**THE PROBLEM**
Can you print every record below exactly as written?

==== AVAILABLE RECORDS

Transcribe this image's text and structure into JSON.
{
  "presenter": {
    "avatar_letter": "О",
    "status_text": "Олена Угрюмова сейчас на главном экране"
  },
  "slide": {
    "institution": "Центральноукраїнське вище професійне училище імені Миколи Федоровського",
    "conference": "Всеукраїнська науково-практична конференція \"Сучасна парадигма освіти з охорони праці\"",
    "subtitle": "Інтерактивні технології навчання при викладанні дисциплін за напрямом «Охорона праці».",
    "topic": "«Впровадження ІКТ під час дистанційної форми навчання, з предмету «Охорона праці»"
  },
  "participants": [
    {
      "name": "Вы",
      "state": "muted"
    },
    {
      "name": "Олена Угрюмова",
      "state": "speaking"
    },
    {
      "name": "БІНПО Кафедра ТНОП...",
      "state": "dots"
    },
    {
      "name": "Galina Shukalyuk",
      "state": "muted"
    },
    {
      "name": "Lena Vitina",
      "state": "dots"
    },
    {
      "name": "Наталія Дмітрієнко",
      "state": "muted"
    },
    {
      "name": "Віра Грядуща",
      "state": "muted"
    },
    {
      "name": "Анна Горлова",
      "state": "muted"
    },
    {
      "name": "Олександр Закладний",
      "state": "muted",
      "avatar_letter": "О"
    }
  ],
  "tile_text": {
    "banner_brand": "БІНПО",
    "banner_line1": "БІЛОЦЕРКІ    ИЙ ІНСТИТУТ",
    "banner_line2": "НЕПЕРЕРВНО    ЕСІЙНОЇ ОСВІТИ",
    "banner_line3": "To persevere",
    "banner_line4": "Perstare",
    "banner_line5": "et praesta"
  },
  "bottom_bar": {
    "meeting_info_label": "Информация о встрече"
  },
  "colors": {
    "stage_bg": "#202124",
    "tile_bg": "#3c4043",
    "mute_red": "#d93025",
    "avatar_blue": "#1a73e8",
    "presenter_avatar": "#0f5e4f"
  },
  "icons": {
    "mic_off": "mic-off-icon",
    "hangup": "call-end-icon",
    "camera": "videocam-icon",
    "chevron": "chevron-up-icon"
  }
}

========

**CORRECT RESULT**
Transcribe this image's text and structure into JSON.
{
  "presenter": {
    "avatar_letter": "О",
    "status_text": "Олена Угрюмова сейчас на главном экране"
  },
  "slide": {
    "institution": "Центральноукраїнське вище професійне училище імені Миколи Федоровського",
    "conference": "Всеукраїнська науково-практична конференція \"Сучасна парадигма освіти з охорони праці\"",
    "subtitle": "Інтерактивні технології навчання при викладанні дисциплін за напрямом «Охорона праці».",
    "topic": "«Впровадження ІКТ під час дистанційної форми навчання, з предмету «Охорона праці»"
  },
  "participants": [
    {
      "name": "Вы",
      "state": "muted"
    },
    {
      "name": "Олена Угрюмова",
      "state": "speaking"
    },
    {
      "name": "БІНПО Кафедра ТНОП...",
      "state": "dots"
    },
    {
      "name": "Galina Shukalyuk",
      "state": "muted"
    },
    {
      "name": "Lena Vitina",
      "state": "dots"
    },
    {
      "name": "Наталія Дмітрієнко",
      "state": "muted"
    },
    {
      "name": "Віра Грядуща",
      "state": "muted"
    },
    {
      "name": "Анна Горлова",
      "state": "muted"
    },
    {
      "name": "Олександр Закладний",
      "state": "muted",
      "avatar_letter": "О"
    }
  ],
  "tile_text": {
    "banner_brand": "БІНПО",
    "banner_line1": "БІЛОЦЕРКІ    ИЙ ІНСТИТУТ",
    "banner_line2": "НЕПЕРЕРВНО    ЕСІЙНОЇ ОСВІТИ",
    "banner_line3": "To persevere",
    "banner_line4": "Perstare",
    "banner_line5": "et praesta"
  },
  "bottom_bar": {
    "meeting_info_label": "Информация о встрече"
  },
  "colors": {
    "stage_bg": "#202124",
    "tile_bg": "#3c4043",
    "mute_red": "#d93025",
    "avatar_blue": "#1a73e8",
    "presenter_avatar": "#0f5e4f"
  },
  "icons": {
    "mic_off": "mic-off-icon",
    "hangup": "call-end-icon",
    "camera": "videocam-icon",
    "chevron": "chevron-up-icon"
  }
}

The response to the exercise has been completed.